- _Exercise_
Where a line of the material contains the string "Fuji", copy that line.

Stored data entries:
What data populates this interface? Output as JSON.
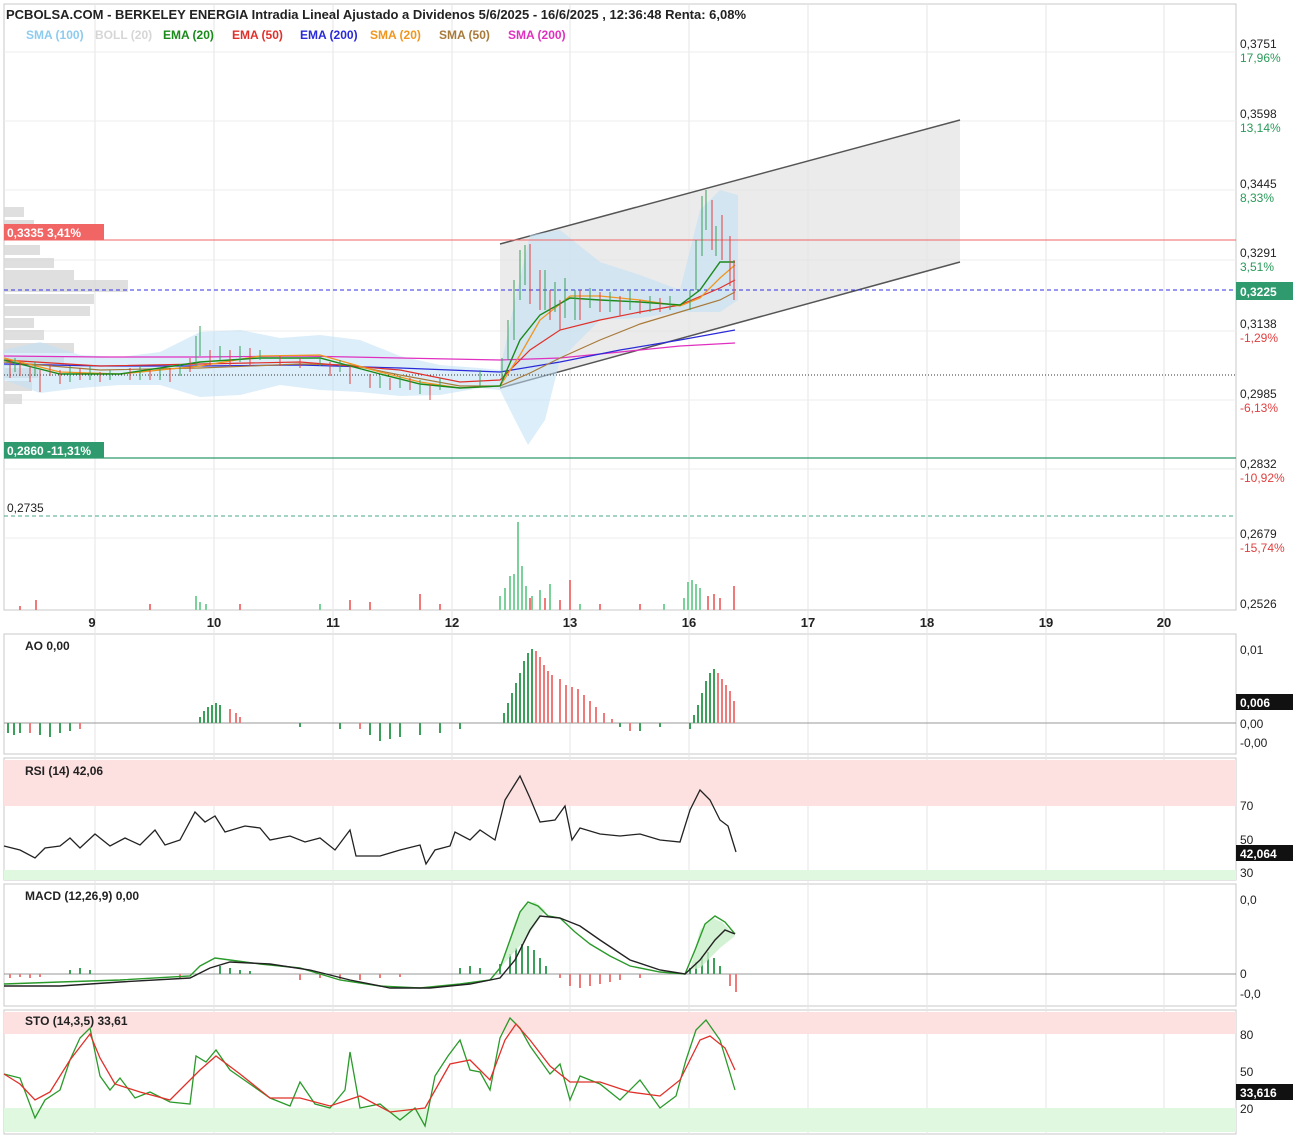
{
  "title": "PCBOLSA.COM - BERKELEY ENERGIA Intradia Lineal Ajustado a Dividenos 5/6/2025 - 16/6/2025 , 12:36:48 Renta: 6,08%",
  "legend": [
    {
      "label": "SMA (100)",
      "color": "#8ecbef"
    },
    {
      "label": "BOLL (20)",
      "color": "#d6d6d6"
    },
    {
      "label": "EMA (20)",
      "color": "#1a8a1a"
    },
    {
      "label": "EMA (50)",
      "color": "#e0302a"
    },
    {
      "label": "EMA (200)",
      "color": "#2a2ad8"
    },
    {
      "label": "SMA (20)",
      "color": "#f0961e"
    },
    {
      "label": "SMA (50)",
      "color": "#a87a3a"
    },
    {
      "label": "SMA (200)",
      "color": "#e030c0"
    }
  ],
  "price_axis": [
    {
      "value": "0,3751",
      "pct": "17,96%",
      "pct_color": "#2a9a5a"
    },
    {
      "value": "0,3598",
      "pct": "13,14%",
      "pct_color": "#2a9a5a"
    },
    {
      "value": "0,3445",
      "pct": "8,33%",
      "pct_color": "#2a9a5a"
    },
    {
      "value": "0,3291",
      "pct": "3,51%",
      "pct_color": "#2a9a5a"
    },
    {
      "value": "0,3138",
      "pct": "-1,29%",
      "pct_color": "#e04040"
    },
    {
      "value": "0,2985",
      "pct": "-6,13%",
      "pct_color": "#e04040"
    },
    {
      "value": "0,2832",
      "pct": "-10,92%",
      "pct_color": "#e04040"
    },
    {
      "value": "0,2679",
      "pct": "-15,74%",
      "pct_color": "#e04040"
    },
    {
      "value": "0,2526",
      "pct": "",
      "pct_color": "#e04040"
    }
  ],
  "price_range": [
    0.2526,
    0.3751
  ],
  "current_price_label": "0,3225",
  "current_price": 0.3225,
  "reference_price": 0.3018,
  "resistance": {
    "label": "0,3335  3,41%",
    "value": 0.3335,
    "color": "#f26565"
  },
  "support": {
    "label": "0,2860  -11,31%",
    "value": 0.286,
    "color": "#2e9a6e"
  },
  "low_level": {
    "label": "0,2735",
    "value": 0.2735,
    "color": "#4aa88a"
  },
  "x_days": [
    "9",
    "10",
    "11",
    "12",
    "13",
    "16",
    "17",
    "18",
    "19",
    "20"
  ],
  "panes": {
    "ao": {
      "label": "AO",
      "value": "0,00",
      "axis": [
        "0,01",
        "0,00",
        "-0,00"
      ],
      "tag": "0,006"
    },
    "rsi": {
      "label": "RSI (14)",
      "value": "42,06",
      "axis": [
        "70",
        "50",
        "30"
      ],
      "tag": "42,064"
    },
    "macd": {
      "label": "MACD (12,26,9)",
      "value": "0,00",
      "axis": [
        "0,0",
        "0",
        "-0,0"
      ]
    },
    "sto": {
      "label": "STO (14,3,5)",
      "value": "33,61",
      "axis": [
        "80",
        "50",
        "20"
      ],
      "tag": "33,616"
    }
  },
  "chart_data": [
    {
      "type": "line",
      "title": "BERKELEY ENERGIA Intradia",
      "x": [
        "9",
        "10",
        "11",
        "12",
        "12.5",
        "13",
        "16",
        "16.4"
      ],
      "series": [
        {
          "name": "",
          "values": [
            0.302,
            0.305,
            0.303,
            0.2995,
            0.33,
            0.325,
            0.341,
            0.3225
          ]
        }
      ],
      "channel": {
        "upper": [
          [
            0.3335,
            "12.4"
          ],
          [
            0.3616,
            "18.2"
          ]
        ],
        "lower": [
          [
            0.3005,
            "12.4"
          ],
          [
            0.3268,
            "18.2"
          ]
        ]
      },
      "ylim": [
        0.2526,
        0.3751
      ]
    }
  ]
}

* * *

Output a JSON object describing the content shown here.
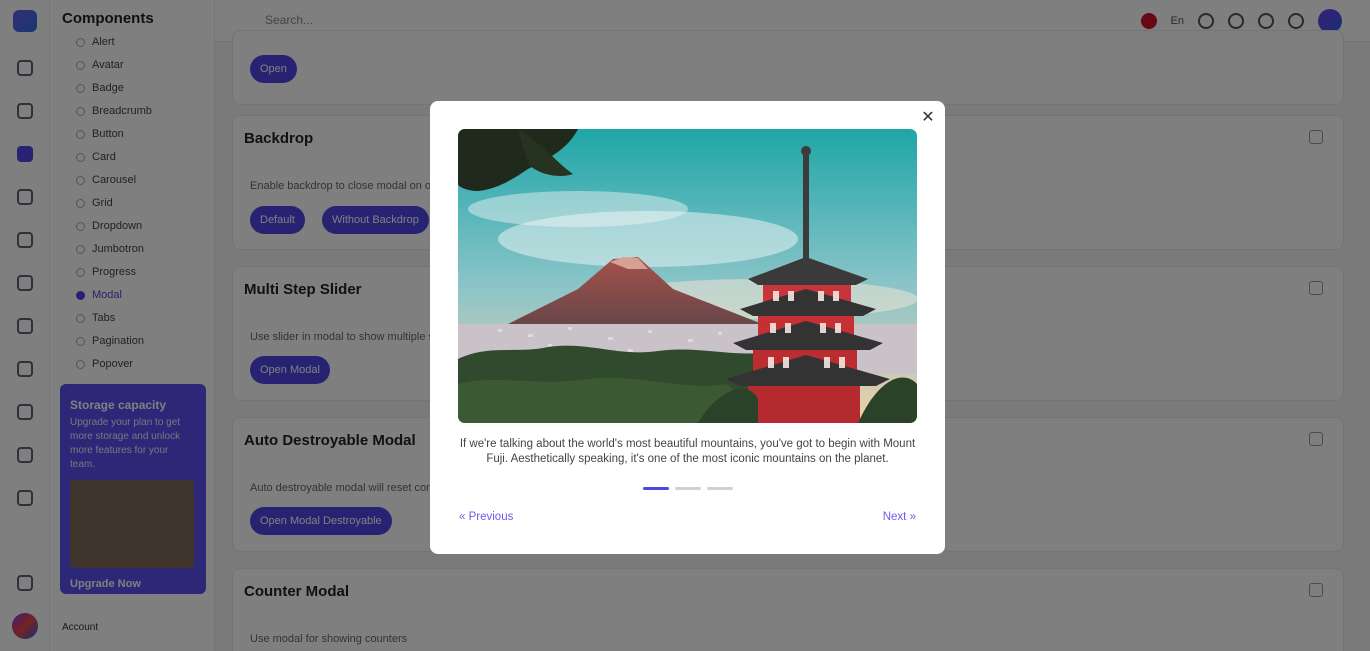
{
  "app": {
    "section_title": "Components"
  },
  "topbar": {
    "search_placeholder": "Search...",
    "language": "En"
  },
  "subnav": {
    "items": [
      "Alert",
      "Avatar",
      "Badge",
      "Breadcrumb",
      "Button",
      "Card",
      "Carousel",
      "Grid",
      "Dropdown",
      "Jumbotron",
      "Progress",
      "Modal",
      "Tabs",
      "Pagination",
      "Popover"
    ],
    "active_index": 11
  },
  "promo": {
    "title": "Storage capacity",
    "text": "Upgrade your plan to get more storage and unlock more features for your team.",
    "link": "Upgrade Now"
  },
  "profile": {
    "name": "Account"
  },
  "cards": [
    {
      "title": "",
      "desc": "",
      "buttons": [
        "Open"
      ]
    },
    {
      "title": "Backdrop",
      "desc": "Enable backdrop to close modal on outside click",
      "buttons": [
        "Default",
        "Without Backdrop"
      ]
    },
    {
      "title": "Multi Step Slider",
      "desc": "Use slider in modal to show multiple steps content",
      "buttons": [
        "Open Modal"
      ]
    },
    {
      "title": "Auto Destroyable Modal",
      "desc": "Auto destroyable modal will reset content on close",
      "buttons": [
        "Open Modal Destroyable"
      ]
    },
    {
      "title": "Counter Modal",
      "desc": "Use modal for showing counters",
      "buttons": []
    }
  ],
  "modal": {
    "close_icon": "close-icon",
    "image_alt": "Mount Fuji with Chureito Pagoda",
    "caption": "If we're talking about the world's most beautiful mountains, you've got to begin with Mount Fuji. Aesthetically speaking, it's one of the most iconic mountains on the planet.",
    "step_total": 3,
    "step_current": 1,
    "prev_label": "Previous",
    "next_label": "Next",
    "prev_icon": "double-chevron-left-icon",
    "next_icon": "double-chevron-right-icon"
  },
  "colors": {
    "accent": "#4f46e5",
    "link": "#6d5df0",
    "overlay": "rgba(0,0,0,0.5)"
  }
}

- _In response_
    "image_alt": "Mount Fuji with Chureito Pagoda",
    "caption": "If we're talking about the world's most beautiful mountains, you've got to begin with Mount Fuji. Aesthetically speaking, it's one of the most iconic mountains on the planet.",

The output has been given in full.